Track down each line that has the word "Prefettura" and copy it.

**DATA ROWS:**
BEGIN

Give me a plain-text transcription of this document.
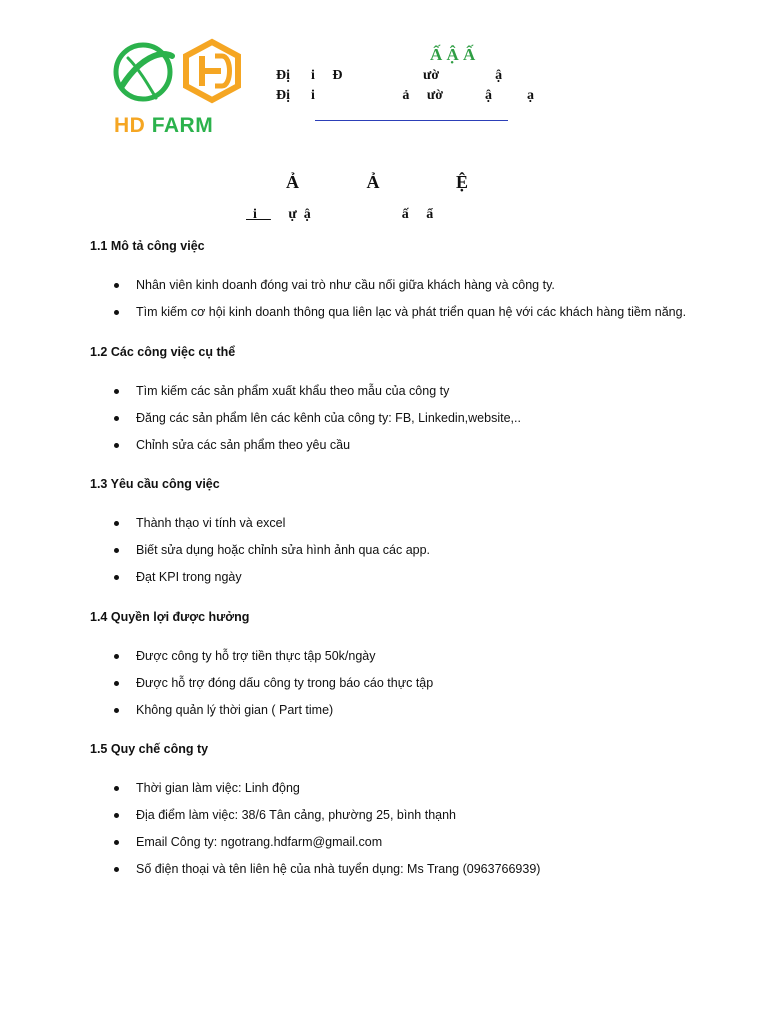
HD FARM
Ấ Ậ Ấ
Đị      i     Đ                       ườ                ậ
Đị      i                         ả     ườ            ậ          ạ
Ả               Ả                 Ệ
i         ự  ậ                          ấ     ẩ
1.1 Mô tả công việc
Nhân viên kinh doanh đóng vai trò như cầu nối giữa khách hàng và công ty.
Tìm kiếm cơ hội kinh doanh thông qua liên lạc và phát triển quan hệ với các khách hàng tiềm năng.
1.2 Các công việc cụ thể
Tìm kiếm các sản phẩm xuất khẩu theo mẫu của công ty
Đăng các sản phẩm lên các kênh của công ty: FB, Linkedin,website,..
Chỉnh sửa các sản phẩm theo yêu cầu
1.3 Yêu cầu công việc
Thành thạo vi tính và excel
Biết sửa dụng hoặc chỉnh sửa hình ảnh qua các app.
Đạt KPI trong ngày
1.4 Quyền lợi được hưởng
Được công ty hỗ trợ tiền thực tập 50k/ngày
Được hỗ trợ đóng dấu công ty trong báo cáo thực tập
Không quản lý thời gian ( Part time)
1.5 Quy chế công ty
Thời gian làm việc: Linh động
Địa điểm làm việc: 38/6 Tân cảng, phường 25, bình thạnh
Email Công ty: ngotrang.hdfarm@gmail.com
Số điện thoại và tên liên hệ của nhà tuyển dụng: Ms Trang (0963766939)
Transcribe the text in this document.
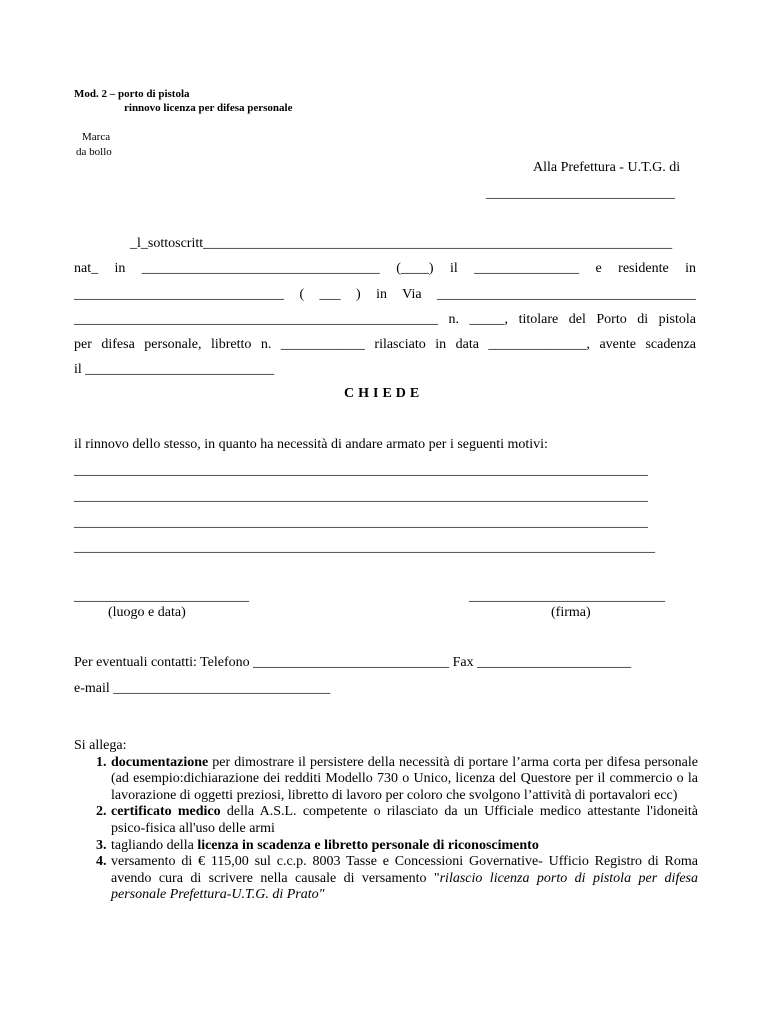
Mod. 2 – porto di pistola
rinnovo licenza per difesa personale
Marca
da bollo
Alla Prefettura - U.T.G. di
___________________________
_l_sottoscritt___________________________________________________________________
nat_ in __________________________________ (____) il _______________ e residente in
______________________________ ( ___ ) in Via _____________________________________
____________________________________________________ n. _____, titolare del Porto di pistola
per difesa personale, libretto n. ____________ rilasciato in data ______________, avente scadenza
il ___________________________
CHIEDE
il rinnovo dello stesso, in quanto ha necessità di andare armato per i seguenti motivi:
__________________________________________________________________________________
__________________________________________________________________________________
__________________________________________________________________________________
___________________________________________________________________________________
_________________________
(luogo e data)
____________________________
(firma)
Per eventuali contatti: Telefono ____________________________ Fax ______________________
e-mail _______________________________
Si allega:
1. documentazione per dimostrare il persistere della necessità di portare l’arma corta per difesa personale (ad esempio:dichiarazione dei redditi Modello 730 o Unico, licenza del Questore per il commercio o la lavorazione di oggetti preziosi, libretto di lavoro per coloro che svolgono l’attività di portavalori ecc)
2. certificato medico della A.S.L. competente o rilasciato da un Ufficiale medico attestante l'idoneità psico-fisica all'uso delle armi
3. tagliando della licenza in scadenza e libretto personale di riconoscimento
4. versamento di € 115,00 sul c.c.p. 8003 Tasse e Concessioni Governative- Ufficio Registro di Roma avendo cura di scrivere nella causale di versamento "rilascio licenza porto di pistola per difesa personale Prefettura-U.T.G. di Prato"
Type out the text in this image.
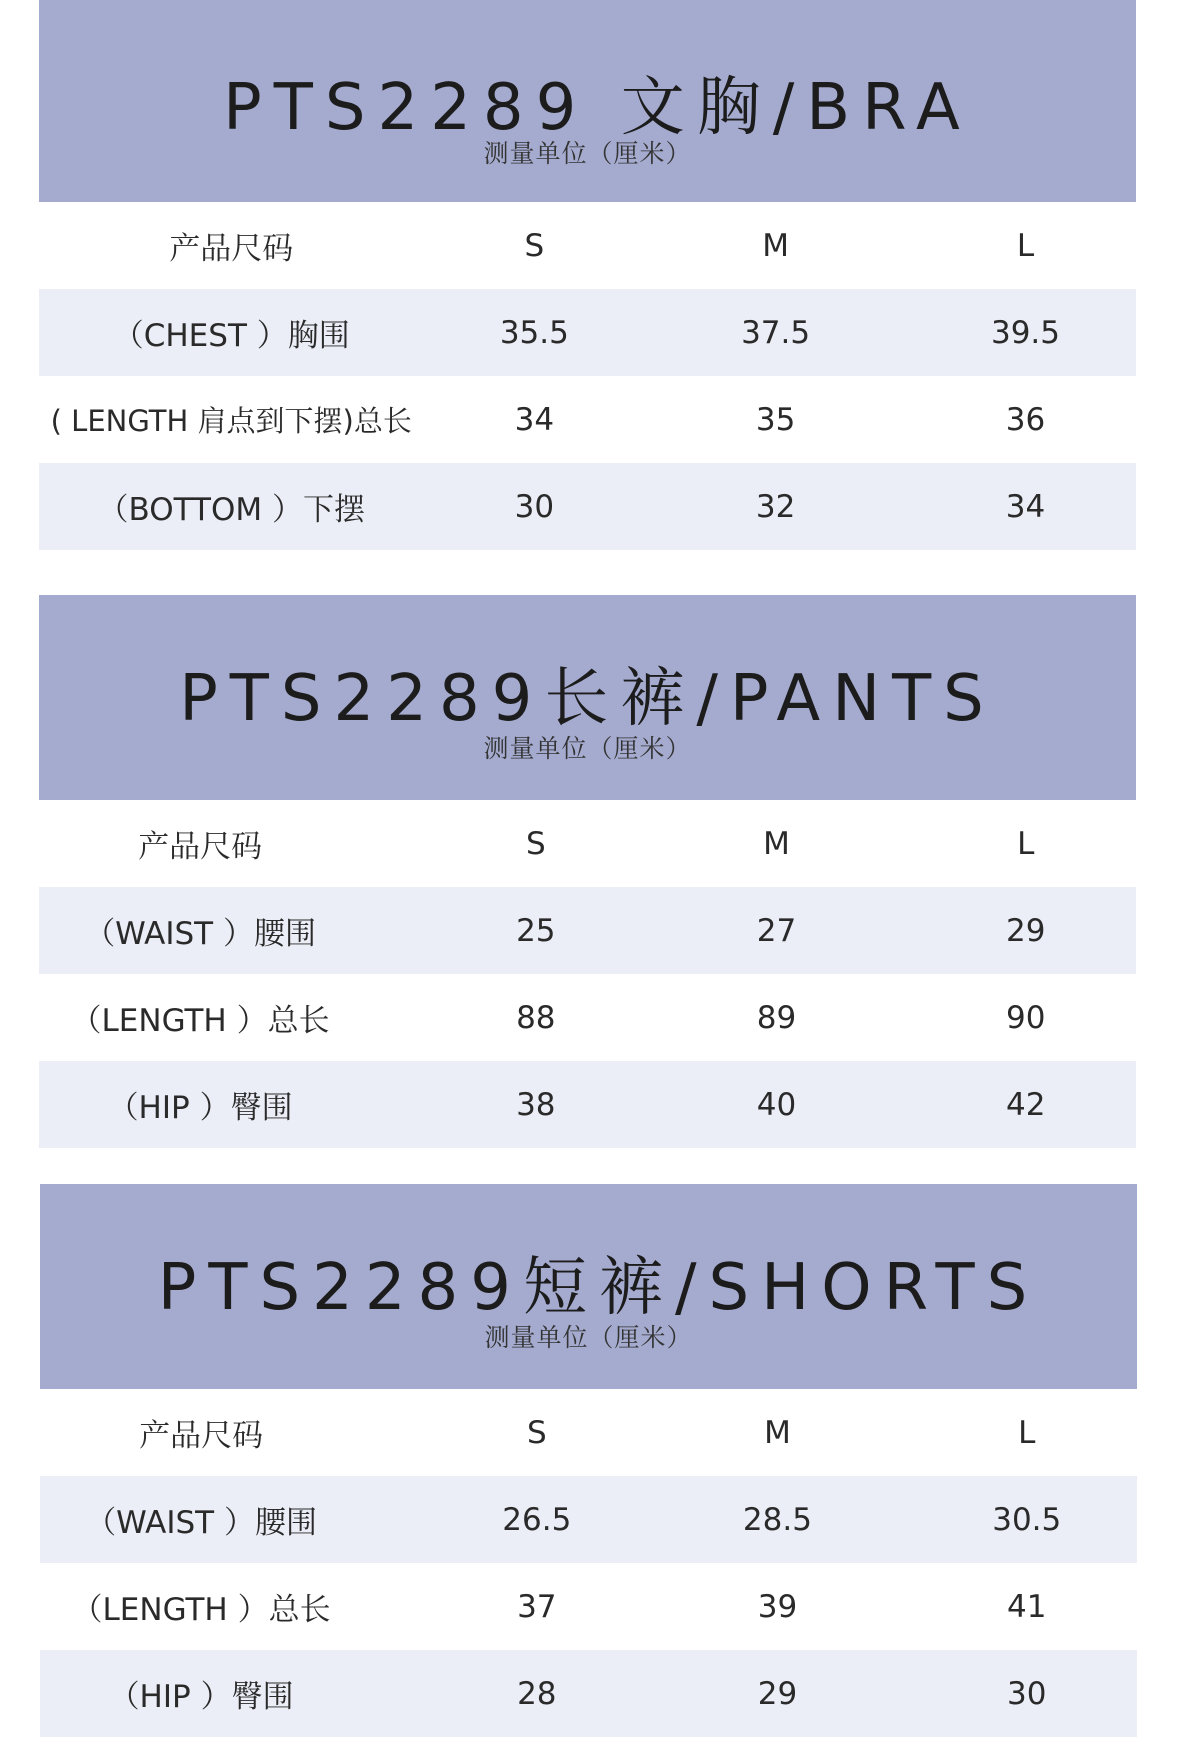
PTS2289 文胸/BRA
测量单位（厘米）
产品尺码	S	M	L
（CHEST ）胸围	35.5	37.5	39.5
( LENGTH 肩点到下摆)总长	34	35	36
（BOTTOM ）下摆	30	32	34
PTS2289长裤/PANTS
测量单位（厘米）
产品尺码	S	M	L
（WAIST ）腰围	25	27	29
（LENGTH ）总长	88	89	90
（HIP ）臀围	38	40	42
PTS2289短裤/SHORTS
测量单位（厘米）
产品尺码	S	M	L
（WAIST ）腰围	26.5	28.5	30.5
（LENGTH ）总长	37	39	41
（HIP ）臀围	28	29	30
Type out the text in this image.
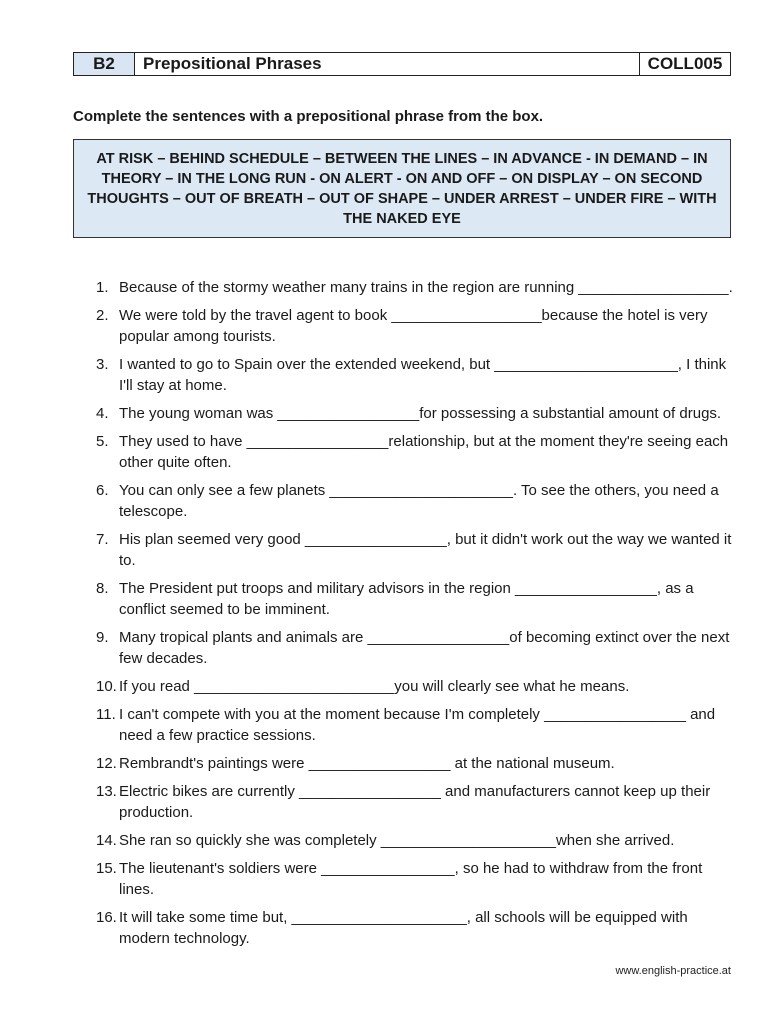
B2	Prepositional Phrases	COLL005
Complete the sentences with a prepositional phrase from the box.
AT RISK – BEHIND SCHEDULE – BETWEEN THE LINES – IN ADVANCE - IN DEMAND – IN THEORY – IN THE LONG RUN - ON ALERT - ON AND OFF – ON DISPLAY – ON SECOND THOUGHTS – OUT OF BREATH – OUT OF SHAPE – UNDER ARREST – UNDER FIRE – WITH THE NAKED EYE
1. Because of the stormy weather many trains in the region are running __________________.
2. We were told by the travel agent to book __________________because the hotel is very popular among tourists.
3. I wanted to go to Spain over the extended weekend, but ______________________, I think I'll stay at home.
4. The young woman was _________________for possessing a substantial amount of drugs.
5. They used to have _________________relationship, but at the moment they're seeing each other quite often.
6. You can only see a few planets ______________________. To see the others, you need a telescope.
7. His plan seemed very good _________________, but it didn't work out the way we wanted it to.
8. The President put troops and military advisors in the region _________________, as a conflict seemed to be imminent.
9. Many tropical plants and animals are _________________of becoming extinct over the next few decades.
10. If you read ________________________you will clearly see what he means.
11. I can't compete with you at the moment because I'm completely _________________ and need a few practice sessions.
12. Rembrandt's paintings were _________________ at the national museum.
13. Electric bikes are currently _________________ and manufacturers cannot keep up their production.
14. She ran so quickly she was completely _____________________when she arrived.
15. The lieutenant's soldiers were ________________, so he had to withdraw from the front lines.
16. It will take some time but, _____________________, all schools will be equipped with modern technology.
www.english-practice.at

END

**WRITTEN SOLUTION:**
Alla Prefettura - U.T.G. di
4. versamento di € 115,00 sul c.c.p. 8003 Tasse e Concessioni Governative- Ufficio Registro di Roma avendo cura di scrivere nella causale di versamento "rilascio licenza porto di pistola per difesa personale Prefettura-U.T.G. di Prato"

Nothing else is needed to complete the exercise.